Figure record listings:
[Start of Attachment]

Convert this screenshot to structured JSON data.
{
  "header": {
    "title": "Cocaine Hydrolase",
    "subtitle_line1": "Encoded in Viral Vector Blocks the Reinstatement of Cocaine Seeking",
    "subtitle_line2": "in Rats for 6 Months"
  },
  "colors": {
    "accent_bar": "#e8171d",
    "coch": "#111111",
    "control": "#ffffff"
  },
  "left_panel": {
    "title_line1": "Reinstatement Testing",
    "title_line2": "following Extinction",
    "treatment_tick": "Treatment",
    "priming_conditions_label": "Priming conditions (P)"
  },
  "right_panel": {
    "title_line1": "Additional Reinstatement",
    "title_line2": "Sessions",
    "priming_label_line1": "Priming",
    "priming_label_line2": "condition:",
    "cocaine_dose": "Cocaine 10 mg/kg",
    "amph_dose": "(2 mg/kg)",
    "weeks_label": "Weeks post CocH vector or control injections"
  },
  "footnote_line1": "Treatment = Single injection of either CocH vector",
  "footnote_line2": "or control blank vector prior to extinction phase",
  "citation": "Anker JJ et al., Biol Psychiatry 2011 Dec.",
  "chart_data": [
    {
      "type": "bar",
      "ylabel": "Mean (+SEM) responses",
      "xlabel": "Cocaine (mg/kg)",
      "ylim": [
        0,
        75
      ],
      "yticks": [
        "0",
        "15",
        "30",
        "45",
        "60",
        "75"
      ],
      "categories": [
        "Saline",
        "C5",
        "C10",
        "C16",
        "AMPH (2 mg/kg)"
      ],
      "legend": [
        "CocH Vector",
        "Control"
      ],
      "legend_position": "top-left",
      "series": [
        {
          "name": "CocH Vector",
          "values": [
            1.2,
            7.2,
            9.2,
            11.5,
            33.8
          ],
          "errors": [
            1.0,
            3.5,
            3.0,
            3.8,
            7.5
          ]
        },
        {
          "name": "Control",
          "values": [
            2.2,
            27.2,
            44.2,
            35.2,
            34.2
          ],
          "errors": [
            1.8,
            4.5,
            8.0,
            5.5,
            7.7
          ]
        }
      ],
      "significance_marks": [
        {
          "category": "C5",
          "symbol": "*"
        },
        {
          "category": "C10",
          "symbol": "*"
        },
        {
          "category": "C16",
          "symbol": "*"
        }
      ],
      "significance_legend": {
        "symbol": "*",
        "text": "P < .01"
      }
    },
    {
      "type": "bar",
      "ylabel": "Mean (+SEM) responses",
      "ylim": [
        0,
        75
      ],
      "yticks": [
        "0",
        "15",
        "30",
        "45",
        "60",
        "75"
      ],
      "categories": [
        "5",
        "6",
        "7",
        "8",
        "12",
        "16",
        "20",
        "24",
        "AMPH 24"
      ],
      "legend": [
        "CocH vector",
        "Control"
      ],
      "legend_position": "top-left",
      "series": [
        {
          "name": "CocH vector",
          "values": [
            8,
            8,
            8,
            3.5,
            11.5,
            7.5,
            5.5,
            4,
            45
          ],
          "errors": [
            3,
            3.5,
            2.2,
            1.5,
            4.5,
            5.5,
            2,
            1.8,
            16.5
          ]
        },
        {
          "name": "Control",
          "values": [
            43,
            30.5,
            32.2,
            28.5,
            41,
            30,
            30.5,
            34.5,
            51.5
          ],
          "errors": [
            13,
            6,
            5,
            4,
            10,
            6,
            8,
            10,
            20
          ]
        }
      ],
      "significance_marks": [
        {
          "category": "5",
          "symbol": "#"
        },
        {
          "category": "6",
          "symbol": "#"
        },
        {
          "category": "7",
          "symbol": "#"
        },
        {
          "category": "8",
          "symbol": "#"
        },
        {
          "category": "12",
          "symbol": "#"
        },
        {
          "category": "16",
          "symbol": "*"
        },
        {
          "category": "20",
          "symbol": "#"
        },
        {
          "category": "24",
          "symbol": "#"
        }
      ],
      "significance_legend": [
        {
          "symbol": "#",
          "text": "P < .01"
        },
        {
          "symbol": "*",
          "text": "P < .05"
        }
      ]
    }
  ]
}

[End of Attachment]

ASSIGNMENT: Look through the data above and return each line where the string "name" occurs.

RESULT FOR THIS TASK:
          "name": "CocH Vector",
          "name": "Control",
          "name": "CocH vector",
          "name": "Control",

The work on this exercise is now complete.